### WORK TO COMPLETE
In full and without alteration, give the listing again.

◆ ◆ ◆ ◆ ◆ ◆ ◆

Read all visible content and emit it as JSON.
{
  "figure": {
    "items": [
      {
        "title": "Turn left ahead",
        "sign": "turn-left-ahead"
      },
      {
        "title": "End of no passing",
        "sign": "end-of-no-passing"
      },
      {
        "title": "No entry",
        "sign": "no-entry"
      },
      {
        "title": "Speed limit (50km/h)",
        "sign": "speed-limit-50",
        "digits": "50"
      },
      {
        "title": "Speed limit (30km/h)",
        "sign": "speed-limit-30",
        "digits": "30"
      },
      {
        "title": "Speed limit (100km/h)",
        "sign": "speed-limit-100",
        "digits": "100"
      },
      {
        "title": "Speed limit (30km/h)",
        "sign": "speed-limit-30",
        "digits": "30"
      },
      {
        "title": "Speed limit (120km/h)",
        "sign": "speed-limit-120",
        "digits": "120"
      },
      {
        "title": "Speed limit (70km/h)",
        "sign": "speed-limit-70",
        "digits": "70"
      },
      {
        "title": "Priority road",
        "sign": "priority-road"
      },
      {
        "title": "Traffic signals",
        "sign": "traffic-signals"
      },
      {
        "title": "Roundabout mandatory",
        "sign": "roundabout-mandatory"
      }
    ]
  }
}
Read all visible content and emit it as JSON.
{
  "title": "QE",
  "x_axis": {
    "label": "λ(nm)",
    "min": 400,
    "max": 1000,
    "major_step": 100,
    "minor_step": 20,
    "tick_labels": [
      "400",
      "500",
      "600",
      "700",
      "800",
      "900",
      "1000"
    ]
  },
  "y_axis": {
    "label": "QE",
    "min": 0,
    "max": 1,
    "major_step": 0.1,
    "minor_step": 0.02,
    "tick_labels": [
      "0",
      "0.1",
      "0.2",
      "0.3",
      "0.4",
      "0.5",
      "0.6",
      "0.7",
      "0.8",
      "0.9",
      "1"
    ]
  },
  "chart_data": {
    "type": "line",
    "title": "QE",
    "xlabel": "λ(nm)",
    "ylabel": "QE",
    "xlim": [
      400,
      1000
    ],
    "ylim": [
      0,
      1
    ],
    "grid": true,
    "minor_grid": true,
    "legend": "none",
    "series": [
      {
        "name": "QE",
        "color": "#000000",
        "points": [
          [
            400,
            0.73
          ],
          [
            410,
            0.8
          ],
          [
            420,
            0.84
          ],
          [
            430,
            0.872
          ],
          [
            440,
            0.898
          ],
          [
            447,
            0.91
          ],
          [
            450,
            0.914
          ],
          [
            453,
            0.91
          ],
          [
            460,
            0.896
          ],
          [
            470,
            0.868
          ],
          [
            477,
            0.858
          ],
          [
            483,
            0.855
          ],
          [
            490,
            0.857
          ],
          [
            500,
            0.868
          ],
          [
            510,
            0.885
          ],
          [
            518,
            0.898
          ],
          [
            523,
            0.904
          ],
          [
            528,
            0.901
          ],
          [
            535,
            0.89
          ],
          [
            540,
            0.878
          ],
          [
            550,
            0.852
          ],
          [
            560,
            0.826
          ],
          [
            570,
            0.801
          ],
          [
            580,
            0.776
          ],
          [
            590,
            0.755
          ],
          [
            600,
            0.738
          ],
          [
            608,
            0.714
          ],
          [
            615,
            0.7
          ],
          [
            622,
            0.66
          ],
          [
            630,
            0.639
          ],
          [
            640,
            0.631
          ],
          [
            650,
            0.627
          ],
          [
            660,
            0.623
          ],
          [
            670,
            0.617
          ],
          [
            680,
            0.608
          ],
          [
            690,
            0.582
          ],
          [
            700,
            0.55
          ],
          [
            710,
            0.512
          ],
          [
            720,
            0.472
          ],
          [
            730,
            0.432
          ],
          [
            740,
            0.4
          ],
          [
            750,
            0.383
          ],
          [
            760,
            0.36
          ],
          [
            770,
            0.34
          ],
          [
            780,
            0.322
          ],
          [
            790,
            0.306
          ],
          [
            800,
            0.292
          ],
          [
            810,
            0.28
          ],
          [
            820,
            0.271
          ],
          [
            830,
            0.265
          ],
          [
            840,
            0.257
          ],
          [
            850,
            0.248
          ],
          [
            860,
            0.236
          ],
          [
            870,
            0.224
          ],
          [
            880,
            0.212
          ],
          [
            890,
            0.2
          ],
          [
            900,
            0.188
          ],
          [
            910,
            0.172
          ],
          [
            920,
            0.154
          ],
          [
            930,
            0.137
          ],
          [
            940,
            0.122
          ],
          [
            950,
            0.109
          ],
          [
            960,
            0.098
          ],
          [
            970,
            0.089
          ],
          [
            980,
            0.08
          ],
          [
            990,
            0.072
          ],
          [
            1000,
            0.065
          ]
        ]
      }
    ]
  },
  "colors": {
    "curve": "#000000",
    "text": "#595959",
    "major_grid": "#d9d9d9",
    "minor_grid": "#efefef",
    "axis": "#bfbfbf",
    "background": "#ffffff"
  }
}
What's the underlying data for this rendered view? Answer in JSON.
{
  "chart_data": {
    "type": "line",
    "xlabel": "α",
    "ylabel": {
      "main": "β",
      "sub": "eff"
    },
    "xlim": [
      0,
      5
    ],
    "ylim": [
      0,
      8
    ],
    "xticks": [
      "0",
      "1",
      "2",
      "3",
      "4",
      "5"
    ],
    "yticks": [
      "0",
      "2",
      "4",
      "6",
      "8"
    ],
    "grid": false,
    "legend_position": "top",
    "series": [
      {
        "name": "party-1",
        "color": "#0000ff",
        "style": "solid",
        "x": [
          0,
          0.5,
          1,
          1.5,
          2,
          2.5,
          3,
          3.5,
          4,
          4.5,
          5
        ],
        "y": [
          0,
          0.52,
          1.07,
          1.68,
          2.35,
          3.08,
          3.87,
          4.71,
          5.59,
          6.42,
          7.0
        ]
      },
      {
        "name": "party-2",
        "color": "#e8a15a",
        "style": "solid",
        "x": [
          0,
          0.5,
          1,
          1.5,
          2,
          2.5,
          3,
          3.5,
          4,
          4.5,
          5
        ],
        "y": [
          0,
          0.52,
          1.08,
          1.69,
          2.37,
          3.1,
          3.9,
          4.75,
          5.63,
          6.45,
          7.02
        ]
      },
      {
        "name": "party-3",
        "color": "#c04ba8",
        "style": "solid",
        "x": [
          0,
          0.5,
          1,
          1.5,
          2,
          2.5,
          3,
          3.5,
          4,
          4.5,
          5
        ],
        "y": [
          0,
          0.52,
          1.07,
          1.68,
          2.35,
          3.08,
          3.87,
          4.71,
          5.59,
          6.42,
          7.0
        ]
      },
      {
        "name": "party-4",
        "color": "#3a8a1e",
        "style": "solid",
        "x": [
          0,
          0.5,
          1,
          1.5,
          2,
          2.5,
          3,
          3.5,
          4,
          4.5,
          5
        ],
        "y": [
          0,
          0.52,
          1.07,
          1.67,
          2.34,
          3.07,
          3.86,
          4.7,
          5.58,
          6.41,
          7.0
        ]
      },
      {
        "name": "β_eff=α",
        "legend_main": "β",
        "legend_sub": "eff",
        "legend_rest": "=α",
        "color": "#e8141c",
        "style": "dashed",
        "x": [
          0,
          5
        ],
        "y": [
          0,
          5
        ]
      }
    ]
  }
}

◆ ◆ ◆ ◆ ◆ ◆ ◆

### WRITTEN SOLUTION
Read all visible content and emit it as JSON.
{
  "figure": {
    "items": [
      {
        "title": "Turn left ahead",
        "sign": "turn-left-ahead"
      },
      {
        "title": "End of no passing",
        "sign": "end-of-no-passing"
      },
      {
        "title": "No entry",
        "sign": "no-entry"
      },
      {
        "title": "Speed limit (50km/h)",
        "sign": "speed-limit-50",
        "digits": "50"
      },
      {
        "title": "Speed limit (30km/h)",
        "sign": "speed-limit-30",
        "digits": "30"
      },
      {
        "title": "Speed limit (100km/h)",
        "sign": "speed-limit-100",
        "digits": "100"
      },
      {
        "title": "Speed limit (30km/h)",
        "sign": "speed-limit-30",
        "digits": "30"
      },
      {
        "title": "Speed limit (120km/h)",
        "sign": "speed-limit-120",
        "digits": "120"
      },
      {
        "title": "Speed limit (70km/h)",
        "sign": "speed-limit-70",
        "digits": "70"
      },
      {
        "title": "Priority road",
        "sign": "priority-road"
      },
      {
        "title": "Traffic signals",
        "sign": "traffic-signals"
      },
      {
        "title": "Roundabout mandatory",
        "sign": "roundabout-mandatory"
      }
    ]
  }
}
Read all visible content and emit it as JSON.
{
  "title": "QE",
  "x_axis": {
    "label": "λ(nm)",
    "min": 400,
    "max": 1000,
    "major_step": 100,
    "minor_step": 20,
    "tick_labels": [
      "400",
      "500",
      "600",
      "700",
      "800",
      "900",
      "1000"
    ]
  },
  "y_axis": {
    "label": "QE",
    "min": 0,
    "max": 1,
    "major_step": 0.1,
    "minor_step": 0.02,
    "tick_labels": [
      "0",
      "0.1",
      "0.2",
      "0.3",
      "0.4",
      "0.5",
      "0.6",
      "0.7",
      "0.8",
      "0.9",
      "1"
    ]
  },
  "chart_data": {
    "type": "line",
    "title": "QE",
    "xlabel": "λ(nm)",
    "ylabel": "QE",
    "xlim": [
      400,
      1000
    ],
    "ylim": [
      0,
      1
    ],
    "grid": true,
    "minor_grid": true,
    "legend": "none",
    "series": [
      {
        "name": "QE",
        "color": "#000000",
        "points": [
          [
            400,
            0.73
          ],
          [
            410,
            0.8
          ],
          [
            420,
            0.84
          ],
          [
            430,
            0.872
          ],
          [
            440,
            0.898
          ],
          [
            447,
            0.91
          ],
          [
            450,
            0.914
          ],
          [
            453,
            0.91
          ],
          [
            460,
            0.896
          ],
          [
            470,
            0.868
          ],
          [
            477,
            0.858
          ],
          [
            483,
            0.855
          ],
          [
            490,
            0.857
          ],
          [
            500,
            0.868
          ],
          [
            510,
            0.885
          ],
          [
            518,
            0.898
          ],
          [
            523,
            0.904
          ],
          [
            528,
            0.901
          ],
          [
            535,
            0.89
          ],
          [
            540,
            0.878
          ],
          [
            550,
            0.852
          ],
          [
            560,
            0.826
          ],
          [
            570,
            0.801
          ],
          [
            580,
            0.776
          ],
          [
            590,
            0.755
          ],
          [
            600,
            0.738
          ],
          [
            608,
            0.714
          ],
          [
            615,
            0.7
          ],
          [
            622,
            0.66
          ],
          [
            630,
            0.639
          ],
          [
            640,
            0.631
          ],
          [
            650,
            0.627
          ],
          [
            660,
            0.623
          ],
          [
            670,
            0.617
          ],
          [
            680,
            0.608
          ],
          [
            690,
            0.582
          ],
          [
            700,
            0.55
          ],
          [
            710,
            0.512
          ],
          [
            720,
            0.472
          ],
          [
            730,
            0.432
          ],
          [
            740,
            0.4
          ],
          [
            750,
            0.383
          ],
          [
            760,
            0.36
          ],
          [
            770,
            0.34
          ],
          [
            780,
            0.322
          ],
          [
            790,
            0.306
          ],
          [
            800,
            0.292
          ],
          [
            810,
            0.28
          ],
          [
            820,
            0.271
          ],
          [
            830,
            0.265
          ],
          [
            840,
            0.257
          ],
          [
            850,
            0.248
          ],
          [
            860,
            0.236
          ],
          [
            870,
            0.224
          ],
          [
            880,
            0.212
          ],
          [
            890,
            0.2
          ],
          [
            900,
            0.188
          ],
          [
            910,
            0.172
          ],
          [
            920,
            0.154
          ],
          [
            930,
            0.137
          ],
          [
            940,
            0.122
          ],
          [
            950,
            0.109
          ],
          [
            960,
            0.098
          ],
          [
            970,
            0.089
          ],
          [
            980,
            0.08
          ],
          [
            990,
            0.072
          ],
          [
            1000,
            0.065
          ]
        ]
      }
    ]
  },
  "colors": {
    "curve": "#000000",
    "text": "#595959",
    "major_grid": "#d9d9d9",
    "minor_grid": "#efefef",
    "axis": "#bfbfbf",
    "background": "#ffffff"
  }
}
What's the underlying data for this rendered view? Answer in JSON.
{
  "chart_data": {
    "type": "line",
    "xlabel": "α",
    "ylabel": {
      "main": "β",
      "sub": "eff"
    },
    "xlim": [
      0,
      5
    ],
    "ylim": [
      0,
      8
    ],
    "xticks": [
      "0",
      "1",
      "2",
      "3",
      "4",
      "5"
    ],
    "yticks": [
      "0",
      "2",
      "4",
      "6",
      "8"
    ],
    "grid": false,
    "legend_position": "top",
    "series": [
      {
        "name": "party-1",
        "color": "#0000ff",
        "style": "solid",
        "x": [
          0,
          0.5,
          1,
          1.5,
          2,
          2.5,
          3,
          3.5,
          4,
          4.5,
          5
        ],
        "y": [
          0,
          0.52,
          1.07,
          1.68,
          2.35,
          3.08,
          3.87,
          4.71,
          5.59,
          6.42,
          7.0
        ]
      },
      {
        "name": "party-2",
        "color": "#e8a15a",
        "style": "solid",
        "x": [
          0,
          0.5,
          1,
          1.5,
          2,
          2.5,
          3,
          3.5,
          4,
          4.5,
          5
        ],
        "y": [
          0,
          0.52,
          1.08,
          1.69,
          2.37,
          3.1,
          3.9,
          4.75,
          5.63,
          6.45,
          7.02
        ]
      },
      {
        "name": "party-3",
        "color": "#c04ba8",
        "style": "solid",
        "x": [
          0,
          0.5,
          1,
          1.5,
          2,
          2.5,
          3,
          3.5,
          4,
          4.5,
          5
        ],
        "y": [
          0,
          0.52,
          1.07,
          1.68,
          2.35,
          3.08,
          3.87,
          4.71,
          5.59,
          6.42,
          7.0
        ]
      },
      {
        "name": "party-4",
        "color": "#3a8a1e",
        "style": "solid",
        "x": [
          0,
          0.5,
          1,
          1.5,
          2,
          2.5,
          3,
          3.5,
          4,
          4.5,
          5
        ],
        "y": [
          0,
          0.52,
          1.07,
          1.67,
          2.34,
          3.07,
          3.86,
          4.7,
          5.58,
          6.41,
          7.0
        ]
      },
      {
        "name": "β_eff=α",
        "legend_main": "β",
        "legend_sub": "eff",
        "legend_rest": "=α",
        "color": "#e8141c",
        "style": "dashed",
        "x": [
          0,
          5
        ],
        "y": [
          0,
          5
        ]
      }
    ]
  }
}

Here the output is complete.